From the records below, pull each line that has "Rain".

[Extracted records]
>>>

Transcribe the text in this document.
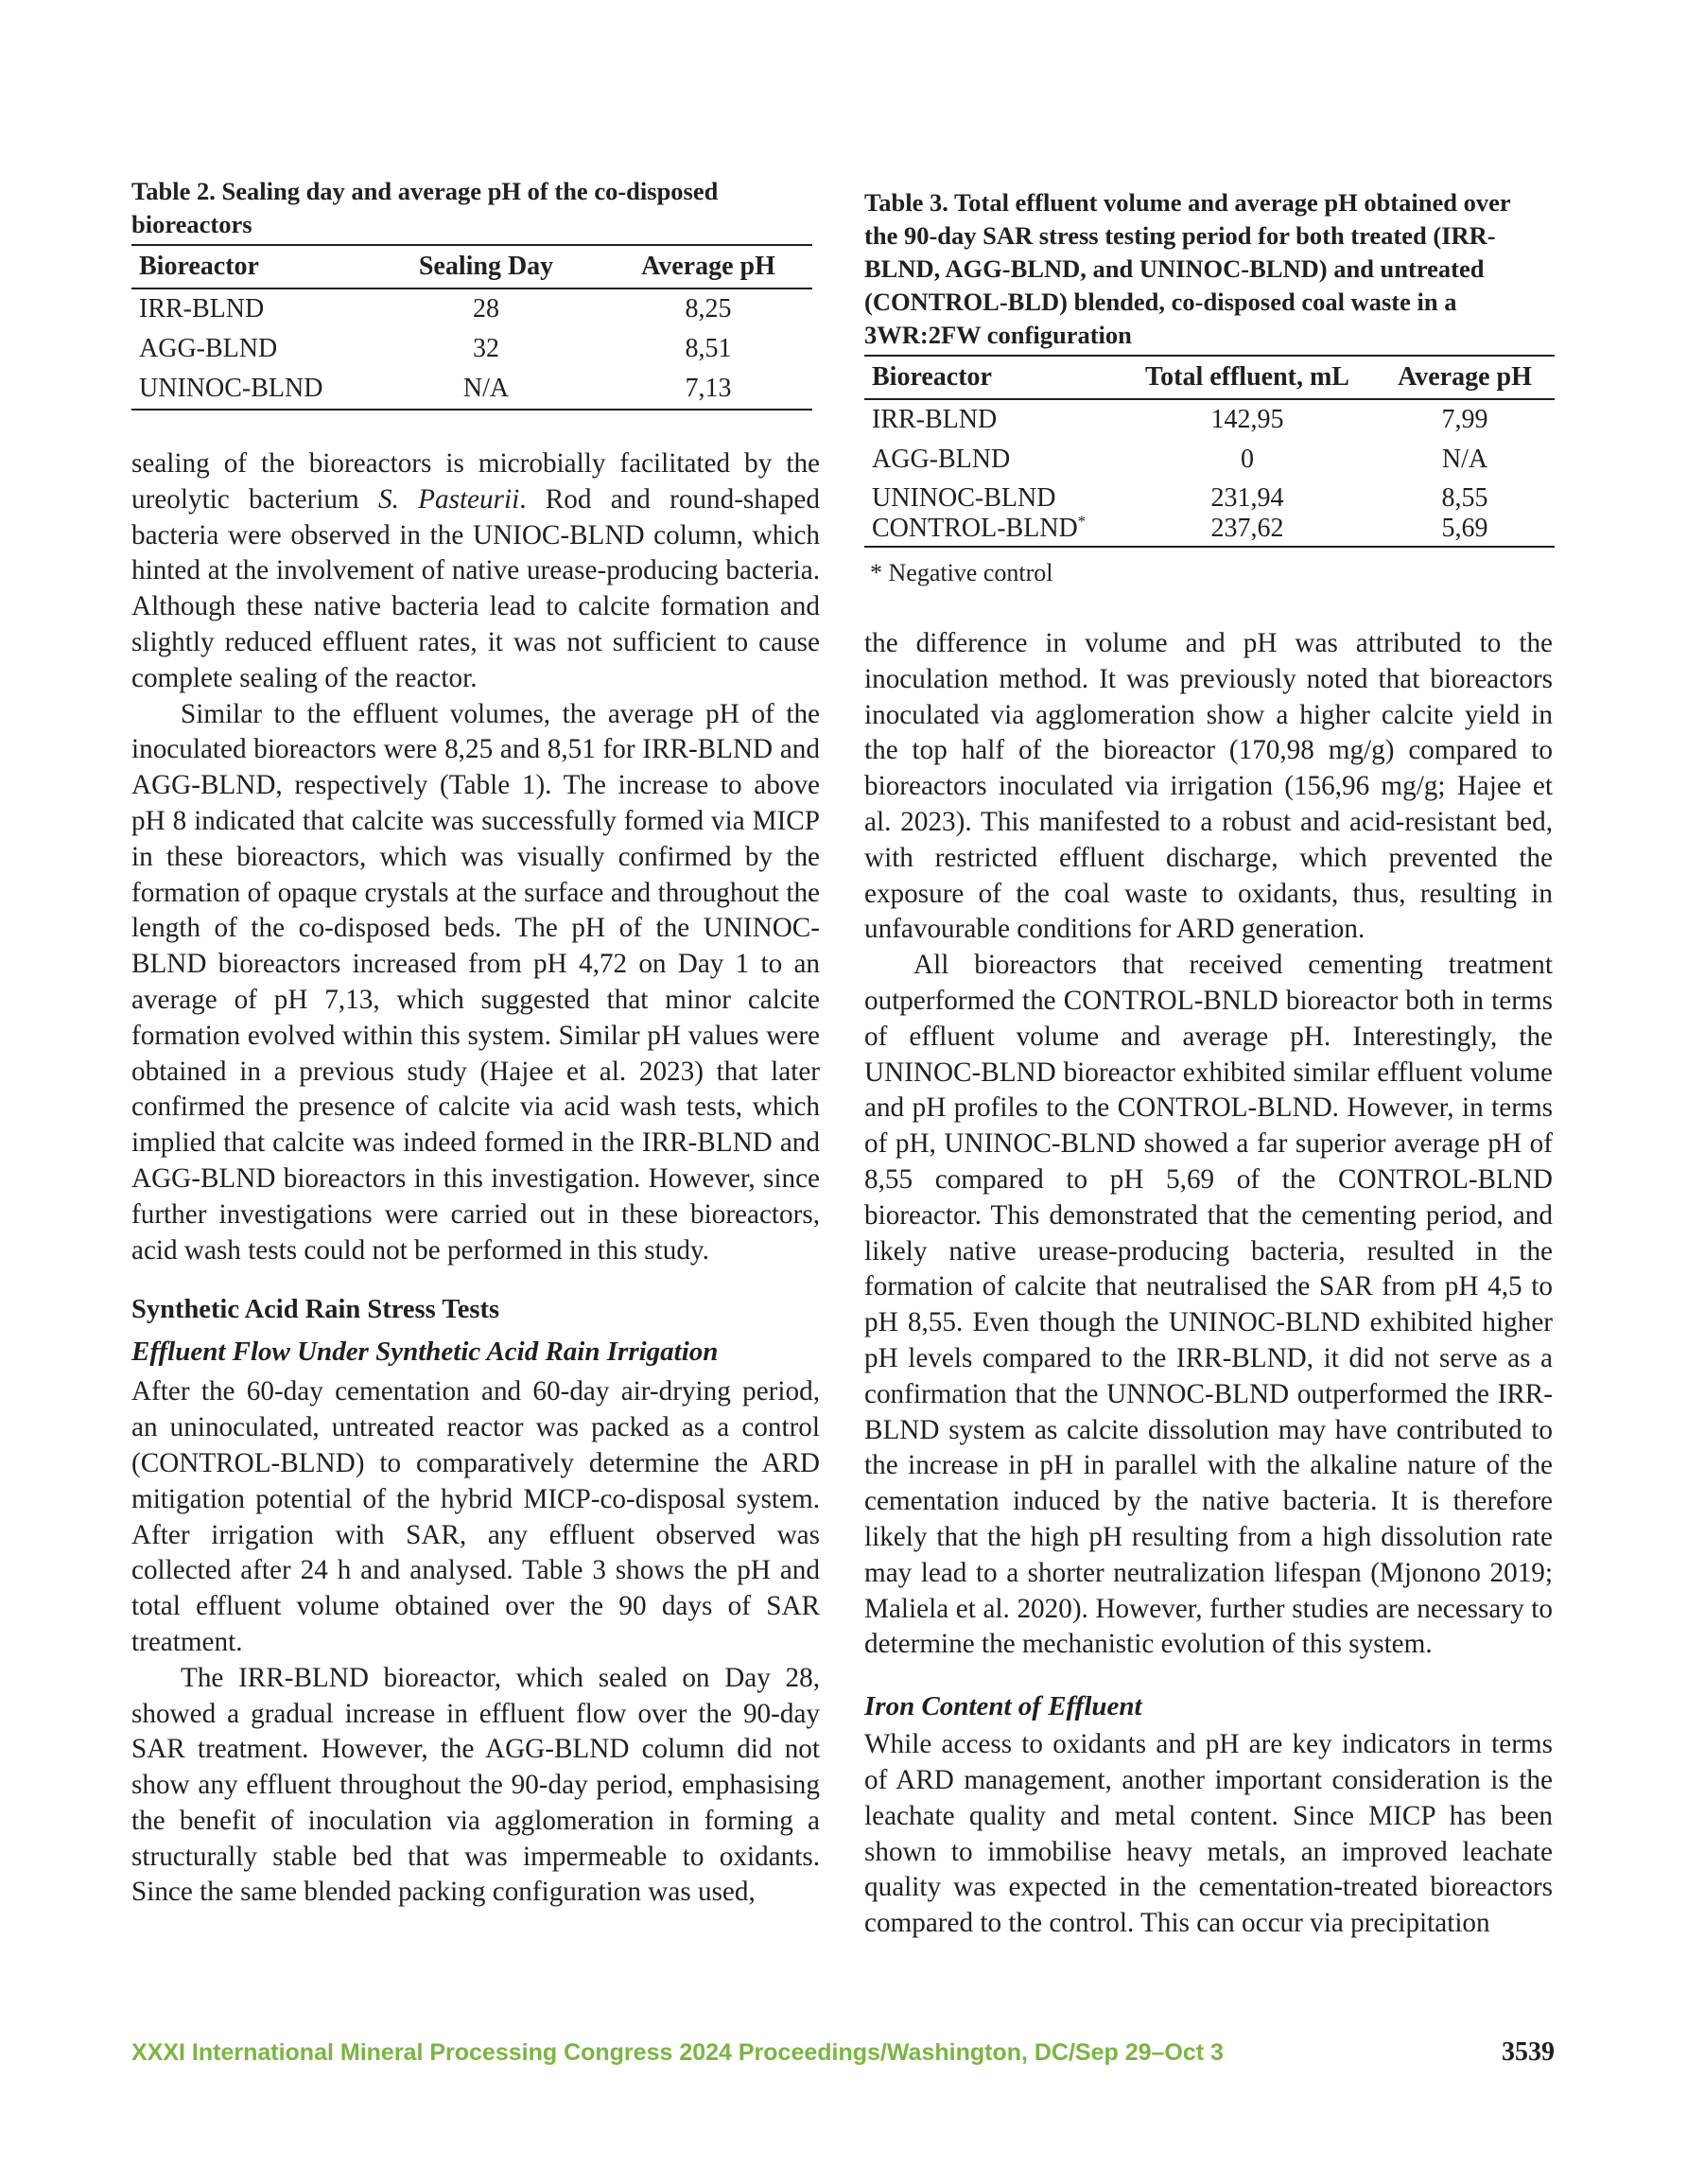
Table 2. Sealing day and average pH of the co-disposed bioreactors

Bioreactor	Sealing Day	Average pH
IRR-BLND	28	8,25
AGG-BLND	32	8,51
UNINOC-BLND	N/A	7,13

sealing of the bioreactors is microbially facilitated by the ureolytic bacterium S. Pasteurii. Rod and round-shaped bacteria were observed in the UNIOC-BLND column, which hinted at the involvement of native urease-producing bacteria. Although these native bacteria lead to calcite formation and slightly reduced effluent rates, it was not sufficient to cause complete sealing of the reactor.

Similar to the effluent volumes, the average pH of the inoculated bioreactors were 8,25 and 8,51 for IRR-BLND and AGG-BLND, respectively (Table 1). The increase to above pH 8 indicated that calcite was successfully formed via MICP in these bioreactors, which was visually confirmed by the formation of opaque crystals at the surface and throughout the length of the co-disposed beds. The pH of the UNINOC-BLND bioreactors increased from pH 4,72 on Day 1 to an average of pH 7,13, which suggested that minor calcite formation evolved within this system. Similar pH values were obtained in a previous study (Hajee et al. 2023) that later confirmed the presence of calcite via acid wash tests, which implied that calcite was indeed formed in the IRR-BLND and AGG-BLND bioreactors in this investigation. However, since further investigations were carried out in these bioreactors, acid wash tests could not be performed in this study.

Synthetic Acid Rain Stress Tests
Effluent Flow Under Synthetic Acid Rain Irrigation

After the 60-day cementation and 60-day air-drying period, an uninoculated, untreated reactor was packed as a control (CONTROL-BLND) to comparatively determine the ARD mitigation potential of the hybrid MICP-co-disposal system. After irrigation with SAR, any effluent observed was collected after 24 h and analysed. Table 3 shows the pH and total effluent volume obtained over the 90 days of SAR treatment.

The IRR-BLND bioreactor, which sealed on Day 28, showed a gradual increase in effluent flow over the 90-day SAR treatment. However, the AGG-BLND column did not show any effluent throughout the 90-day period, emphasising the benefit of inoculation via agglomeration in forming a structurally stable bed that was impermeable to oxidants. Since the same blended packing configuration was used,

Table 3. Total effluent volume and average pH obtained over the 90-day SAR stress testing period for both treated (IRR-BLND, AGG-BLND, and UNINOC-BLND) and untreated (CONTROL-BLD) blended, co-disposed coal waste in a 3WR:2FW configuration

Bioreactor	Total effluent, mL	Average pH
IRR-BLND	142,95	7,99
AGG-BLND	0	N/A
UNINOC-BLND	231,94	8,55
CONTROL-BLND*	237,62	5,69
* Negative control

the difference in volume and pH was attributed to the inoculation method. It was previously noted that bioreactors inoculated via agglomeration show a higher calcite yield in the top half of the bioreactor (170,98 mg/g) compared to bioreactors inoculated via irrigation (156,96 mg/g; Hajee et al. 2023). This manifested to a robust and acid-resistant bed, with restricted effluent discharge, which prevented the exposure of the coal waste to oxidants, thus, resulting in unfavourable conditions for ARD generation.

All bioreactors that received cementing treatment outperformed the CONTROL-BNLD bioreactor both in terms of effluent volume and average pH. Interestingly, the UNINOC-BLND bioreactor exhibited similar effluent volume and pH profiles to the CONTROL-BLND. However, in terms of pH, UNINOC-BLND showed a far superior average pH of 8,55 compared to pH 5,69 of the CONTROL-BLND bioreactor. This demonstrated that the cementing period, and likely native urease-producing bacteria, resulted in the formation of calcite that neutralised the SAR from pH 4,5 to pH 8,55. Even though the UNINOC-BLND exhibited higher pH levels compared to the IRR-BLND, it did not serve as a confirmation that the UNNOC-BLND outperformed the IRR-BLND system as calcite dissolution may have contributed to the increase in pH in parallel with the alkaline nature of the cementation induced by the native bacteria. It is therefore likely that the high pH resulting from a high dissolution rate may lead to a shorter neutralization lifespan (Mjonono 2019; Maliela et al. 2020). However, further studies are necessary to determine the mechanistic evolution of this system.

Iron Content of Effluent

While access to oxidants and pH are key indicators in terms of ARD management, another important consideration is the leachate quality and metal content. Since MICP has been shown to immobilise heavy metals, an improved leachate quality was expected in the cementation-treated bioreactors compared to the control. This can occur via precipitation

XXXI International Mineral Processing Congress 2024 Proceedings/Washington, DC/Sep 29–Oct 3	3539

<<<

**Reply**:
Synthetic Acid Rain Stress Tests
Effluent Flow Under Synthetic Acid Rain Irrigation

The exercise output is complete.